::: WORKING DATA

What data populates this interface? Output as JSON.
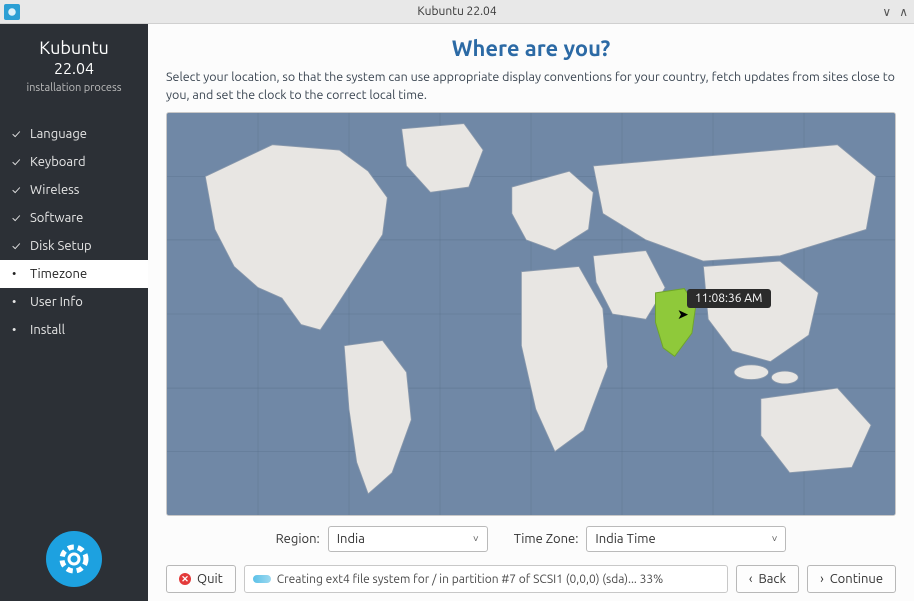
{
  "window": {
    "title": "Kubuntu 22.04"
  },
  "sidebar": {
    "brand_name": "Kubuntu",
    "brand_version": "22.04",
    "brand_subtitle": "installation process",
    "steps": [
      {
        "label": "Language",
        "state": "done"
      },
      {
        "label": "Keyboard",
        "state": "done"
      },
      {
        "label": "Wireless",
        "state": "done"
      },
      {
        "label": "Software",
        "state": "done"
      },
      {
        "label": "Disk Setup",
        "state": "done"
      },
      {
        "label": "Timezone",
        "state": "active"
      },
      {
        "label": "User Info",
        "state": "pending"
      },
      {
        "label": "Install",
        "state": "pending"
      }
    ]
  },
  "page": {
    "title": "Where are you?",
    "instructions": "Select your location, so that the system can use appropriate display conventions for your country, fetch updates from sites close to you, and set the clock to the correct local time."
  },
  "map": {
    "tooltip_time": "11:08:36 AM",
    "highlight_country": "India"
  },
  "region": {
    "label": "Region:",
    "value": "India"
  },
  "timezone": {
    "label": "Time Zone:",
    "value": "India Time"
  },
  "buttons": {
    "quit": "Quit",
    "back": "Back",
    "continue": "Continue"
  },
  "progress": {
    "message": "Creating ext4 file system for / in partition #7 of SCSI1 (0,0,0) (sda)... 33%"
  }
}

::::::

- **OBJECTIVE**:
Write the material out again exactly as it appears, dropping the pictures.

- **ANSWER FOR THIS EXERCISE**:
What data populates this interface? Output as JSON.
{
  "window": {
    "title": "Kubuntu 22.04"
  },
  "sidebar": {
    "brand_name": "Kubuntu",
    "brand_version": "22.04",
    "brand_subtitle": "installation process",
    "steps": [
      {
        "label": "Language",
        "state": "done"
      },
      {
        "label": "Keyboard",
        "state": "done"
      },
      {
        "label": "Wireless",
        "state": "done"
      },
      {
        "label": "Software",
        "state": "done"
      },
      {
        "label": "Disk Setup",
        "state": "done"
      },
      {
        "label": "Timezone",
        "state": "active"
      },
      {
        "label": "User Info",
        "state": "pending"
      },
      {
        "label": "Install",
        "state": "pending"
      }
    ]
  },
  "page": {
    "title": "Where are you?",
    "instructions": "Select your location, so that the system can use appropriate display conventions for your country, fetch updates from sites close to you, and set the clock to the correct local time."
  },
  "map": {
    "tooltip_time": "11:08:36 AM",
    "highlight_country": "India"
  },
  "region": {
    "label": "Region:",
    "value": "India"
  },
  "timezone": {
    "label": "Time Zone:",
    "value": "India Time"
  },
  "buttons": {
    "quit": "Quit",
    "back": "Back",
    "continue": "Continue"
  },
  "progress": {
    "message": "Creating ext4 file system for / in partition #7 of SCSI1 (0,0,0) (sda)... 33%"
  }
}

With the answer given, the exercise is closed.